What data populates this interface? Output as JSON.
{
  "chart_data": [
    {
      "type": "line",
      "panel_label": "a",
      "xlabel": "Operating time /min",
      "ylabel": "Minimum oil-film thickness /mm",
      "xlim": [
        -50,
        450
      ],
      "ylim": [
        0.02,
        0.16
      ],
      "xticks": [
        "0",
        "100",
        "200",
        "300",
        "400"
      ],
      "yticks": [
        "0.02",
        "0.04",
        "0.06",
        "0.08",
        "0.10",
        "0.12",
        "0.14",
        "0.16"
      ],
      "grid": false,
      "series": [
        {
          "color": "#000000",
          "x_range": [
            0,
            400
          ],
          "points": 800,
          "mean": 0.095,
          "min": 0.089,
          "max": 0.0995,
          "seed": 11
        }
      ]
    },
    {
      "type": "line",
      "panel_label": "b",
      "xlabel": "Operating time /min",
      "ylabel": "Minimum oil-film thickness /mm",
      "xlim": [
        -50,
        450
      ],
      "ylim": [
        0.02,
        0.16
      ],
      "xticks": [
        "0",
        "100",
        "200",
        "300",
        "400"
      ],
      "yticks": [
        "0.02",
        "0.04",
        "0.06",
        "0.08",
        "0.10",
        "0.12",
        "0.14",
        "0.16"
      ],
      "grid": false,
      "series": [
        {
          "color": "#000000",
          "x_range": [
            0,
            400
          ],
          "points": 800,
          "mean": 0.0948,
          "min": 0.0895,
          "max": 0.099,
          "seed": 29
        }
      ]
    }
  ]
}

* * *

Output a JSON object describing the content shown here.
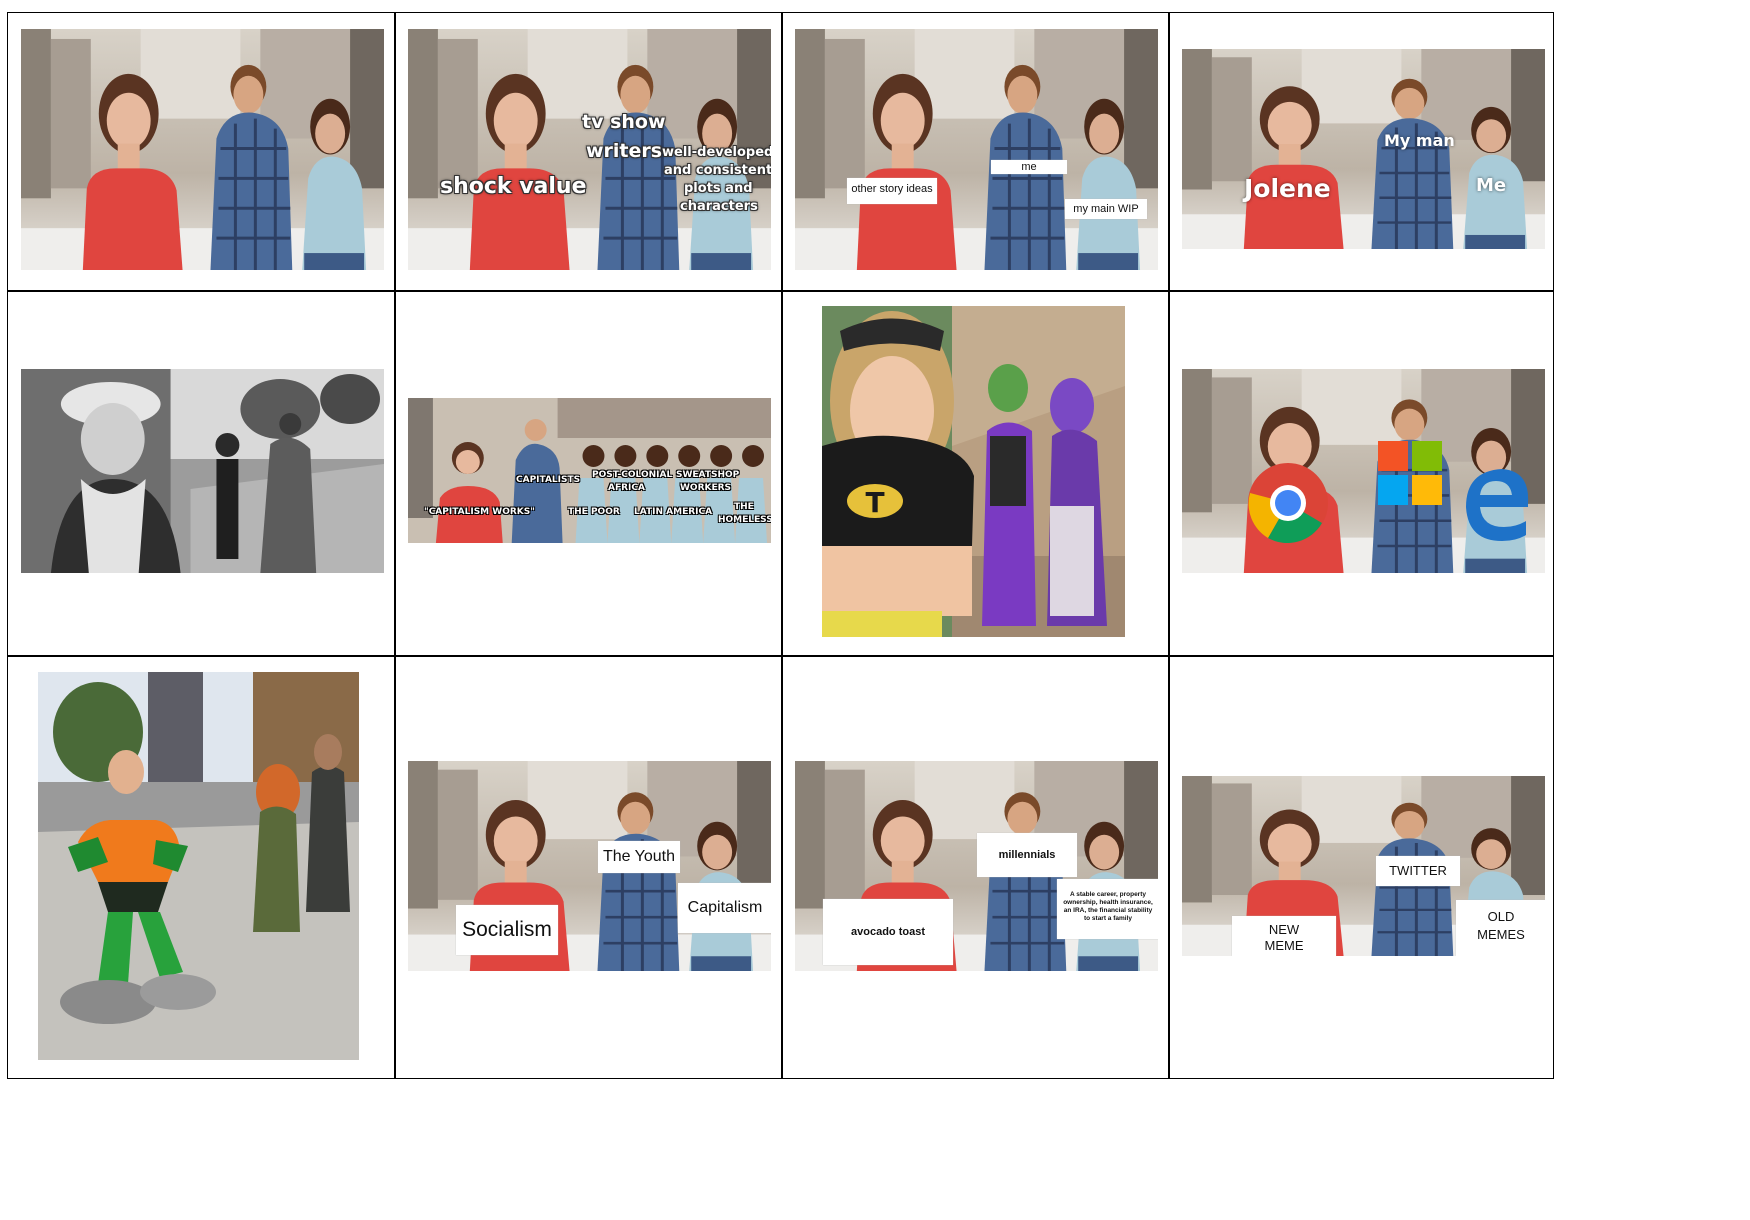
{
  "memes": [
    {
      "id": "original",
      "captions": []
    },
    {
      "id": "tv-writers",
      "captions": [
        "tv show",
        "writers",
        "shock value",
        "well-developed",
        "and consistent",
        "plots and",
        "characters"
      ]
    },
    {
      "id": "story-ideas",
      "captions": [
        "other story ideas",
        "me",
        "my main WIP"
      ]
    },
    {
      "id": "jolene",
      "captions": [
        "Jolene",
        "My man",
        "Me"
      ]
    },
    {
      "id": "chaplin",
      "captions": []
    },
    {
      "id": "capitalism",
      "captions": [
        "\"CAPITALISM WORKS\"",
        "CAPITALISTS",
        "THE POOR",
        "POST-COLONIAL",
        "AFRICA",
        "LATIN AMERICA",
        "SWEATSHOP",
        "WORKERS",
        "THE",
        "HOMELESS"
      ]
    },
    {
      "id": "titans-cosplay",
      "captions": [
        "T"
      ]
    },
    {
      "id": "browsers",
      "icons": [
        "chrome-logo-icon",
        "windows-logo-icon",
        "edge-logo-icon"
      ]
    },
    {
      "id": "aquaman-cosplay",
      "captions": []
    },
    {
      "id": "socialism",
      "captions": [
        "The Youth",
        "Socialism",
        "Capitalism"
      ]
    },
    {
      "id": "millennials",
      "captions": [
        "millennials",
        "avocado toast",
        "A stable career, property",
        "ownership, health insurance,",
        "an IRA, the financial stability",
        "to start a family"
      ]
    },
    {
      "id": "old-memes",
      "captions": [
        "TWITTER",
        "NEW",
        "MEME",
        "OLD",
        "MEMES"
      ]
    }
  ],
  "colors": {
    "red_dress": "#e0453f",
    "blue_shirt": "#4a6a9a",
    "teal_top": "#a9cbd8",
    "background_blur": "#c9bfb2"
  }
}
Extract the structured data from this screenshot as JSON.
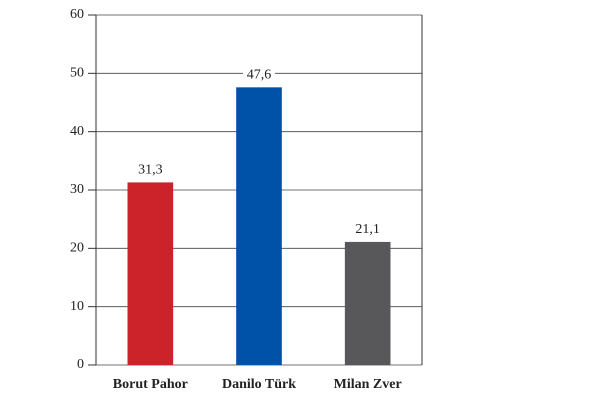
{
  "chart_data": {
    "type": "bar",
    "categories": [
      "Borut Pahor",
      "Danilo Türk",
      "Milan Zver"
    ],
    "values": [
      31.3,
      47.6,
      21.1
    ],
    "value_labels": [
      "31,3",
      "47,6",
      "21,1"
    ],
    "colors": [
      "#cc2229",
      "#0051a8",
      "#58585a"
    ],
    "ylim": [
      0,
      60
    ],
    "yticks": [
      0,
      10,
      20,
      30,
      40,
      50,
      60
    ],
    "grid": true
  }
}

**Written exercise**
Scan the material above. Copy each line where "JSON" occurs.

**Worked answer**
What data populates this interface? Output as JSON.
Output a JSON object describing the content shown here.
Extract the structured data from this screenshot as JSON.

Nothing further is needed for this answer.